Locate the string "name" in the records below. Copy every line where it occurs.

________________________

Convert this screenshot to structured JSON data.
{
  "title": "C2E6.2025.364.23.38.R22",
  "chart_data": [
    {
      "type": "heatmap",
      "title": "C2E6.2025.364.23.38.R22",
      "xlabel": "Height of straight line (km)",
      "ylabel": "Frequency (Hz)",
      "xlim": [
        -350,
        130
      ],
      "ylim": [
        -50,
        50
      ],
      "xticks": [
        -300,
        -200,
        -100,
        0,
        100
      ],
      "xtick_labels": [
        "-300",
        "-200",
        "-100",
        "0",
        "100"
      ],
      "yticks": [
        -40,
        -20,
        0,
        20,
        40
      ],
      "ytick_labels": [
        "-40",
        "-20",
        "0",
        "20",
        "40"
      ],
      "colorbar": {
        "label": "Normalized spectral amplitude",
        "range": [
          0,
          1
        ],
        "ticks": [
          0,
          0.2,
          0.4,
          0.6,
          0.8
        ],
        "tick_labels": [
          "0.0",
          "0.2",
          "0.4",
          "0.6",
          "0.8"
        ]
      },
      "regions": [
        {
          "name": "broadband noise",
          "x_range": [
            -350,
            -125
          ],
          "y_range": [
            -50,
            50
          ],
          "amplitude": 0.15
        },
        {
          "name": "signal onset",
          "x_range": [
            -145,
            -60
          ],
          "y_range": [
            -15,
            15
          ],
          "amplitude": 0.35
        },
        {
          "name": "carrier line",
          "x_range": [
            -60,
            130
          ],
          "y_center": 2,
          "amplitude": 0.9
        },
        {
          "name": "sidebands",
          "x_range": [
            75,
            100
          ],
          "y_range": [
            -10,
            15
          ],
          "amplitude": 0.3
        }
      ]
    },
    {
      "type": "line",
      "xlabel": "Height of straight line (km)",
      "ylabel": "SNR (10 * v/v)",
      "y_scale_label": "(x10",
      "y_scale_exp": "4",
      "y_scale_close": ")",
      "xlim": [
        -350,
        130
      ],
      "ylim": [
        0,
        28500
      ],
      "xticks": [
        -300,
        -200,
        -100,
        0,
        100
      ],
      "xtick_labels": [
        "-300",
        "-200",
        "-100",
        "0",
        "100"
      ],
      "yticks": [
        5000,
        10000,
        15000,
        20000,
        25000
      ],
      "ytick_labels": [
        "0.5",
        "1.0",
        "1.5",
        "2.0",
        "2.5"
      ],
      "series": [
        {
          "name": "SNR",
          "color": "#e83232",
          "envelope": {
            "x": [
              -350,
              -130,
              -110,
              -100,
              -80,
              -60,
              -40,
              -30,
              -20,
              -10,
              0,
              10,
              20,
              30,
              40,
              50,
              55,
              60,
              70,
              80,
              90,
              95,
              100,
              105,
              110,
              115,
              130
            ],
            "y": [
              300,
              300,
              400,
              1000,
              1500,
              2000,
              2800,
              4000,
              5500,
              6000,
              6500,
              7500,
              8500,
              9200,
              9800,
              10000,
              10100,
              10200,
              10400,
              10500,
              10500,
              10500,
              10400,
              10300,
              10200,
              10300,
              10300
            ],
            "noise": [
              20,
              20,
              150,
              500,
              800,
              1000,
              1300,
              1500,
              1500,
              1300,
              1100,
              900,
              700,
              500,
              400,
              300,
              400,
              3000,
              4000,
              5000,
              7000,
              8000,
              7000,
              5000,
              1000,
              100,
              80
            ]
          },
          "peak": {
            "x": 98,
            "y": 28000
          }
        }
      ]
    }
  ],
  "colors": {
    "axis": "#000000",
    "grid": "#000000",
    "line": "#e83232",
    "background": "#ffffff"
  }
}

________________________

*Output*:
          "name": "broadband noise",
          "name": "signal onset",
          "name": "carrier line",
          "name": "sidebands",
          "name": "SNR",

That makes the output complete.